SHORT EXERCISE:
Only the lines holding the string "Прикажи" are needed. Copy each one.

RECORD SET:
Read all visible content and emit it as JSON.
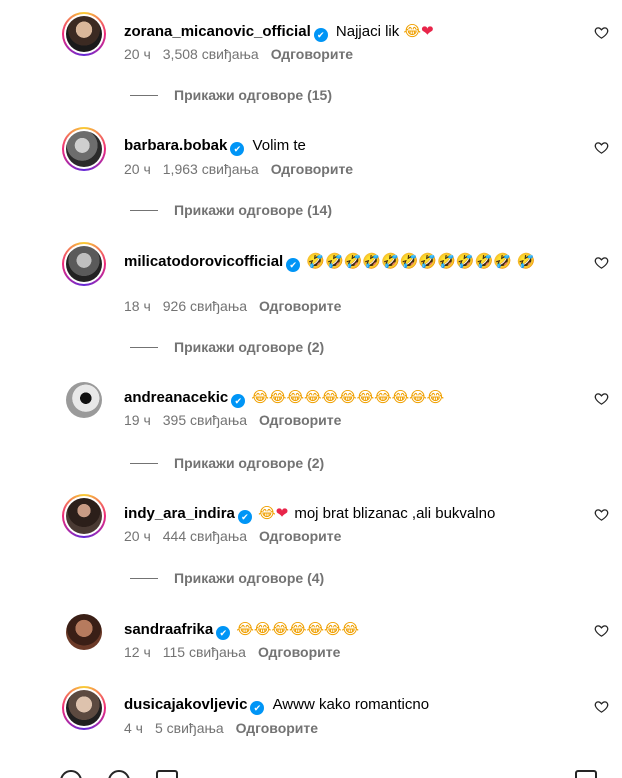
{
  "comments": [
    {
      "username": "zorana_micanovic_official",
      "text": "Najjaci lik",
      "emojis": "😂",
      "heart": "❤",
      "time": "20 ч",
      "likes": "3,508 свиђања",
      "reply": "Одговорите",
      "view_replies": "Прикажи одговоре (15)"
    },
    {
      "username": "barbara.bobak",
      "text": "Volim te",
      "emojis": "",
      "heart": "",
      "time": "20 ч",
      "likes": "1,963 свиђања",
      "reply": "Одговорите",
      "view_replies": "Прикажи одговоре (14)"
    },
    {
      "username": "milicatodorovicofficial",
      "text": "",
      "emojis": "🤣🤣🤣🤣🤣🤣🤣🤣🤣🤣🤣 🤣",
      "heart": "",
      "time": "18 ч",
      "likes": "926 свиђања",
      "reply": "Одговорите",
      "view_replies": "Прикажи одговоре (2)"
    },
    {
      "username": "andreanacekic",
      "text": "",
      "emojis": "😂😂😂😂😂😂😂😂😂😂😂",
      "heart": "",
      "time": "19 ч",
      "likes": "395 свиђања",
      "reply": "Одговорите",
      "view_replies": "Прикажи одговоре (2)"
    },
    {
      "username": "indy_ara_indira",
      "text": "moj brat blizanac ,ali bukvalno",
      "emojis": "😂",
      "heart": "❤",
      "time": "20 ч",
      "likes": "444 свиђања",
      "reply": "Одговорите",
      "view_replies": "Прикажи одговоре (4)"
    },
    {
      "username": "sandraafrika",
      "text": "",
      "emojis": "😂😂😂😂😂😂😂",
      "heart": "",
      "time": "12 ч",
      "likes": "115 свиђања",
      "reply": "Одговорите"
    },
    {
      "username": "dusicajakovljevic",
      "text": "Awww kako romanticno",
      "emojis": "",
      "heart": "",
      "time": "4 ч",
      "likes": "5 свиђања",
      "reply": "Одговорите"
    }
  ],
  "icons": {
    "verified": "✔",
    "like": "heart-outline-icon"
  },
  "colors": {
    "verified": "#0095f6",
    "meta": "#737373"
  }
}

TASK SOLUTION:
      "view_replies": "Прикажи одговоре (15)"
      "view_replies": "Прикажи одговоре (14)"
      "view_replies": "Прикажи одговоре (2)"
      "view_replies": "Прикажи одговоре (2)"
      "view_replies": "Прикажи одговоре (4)"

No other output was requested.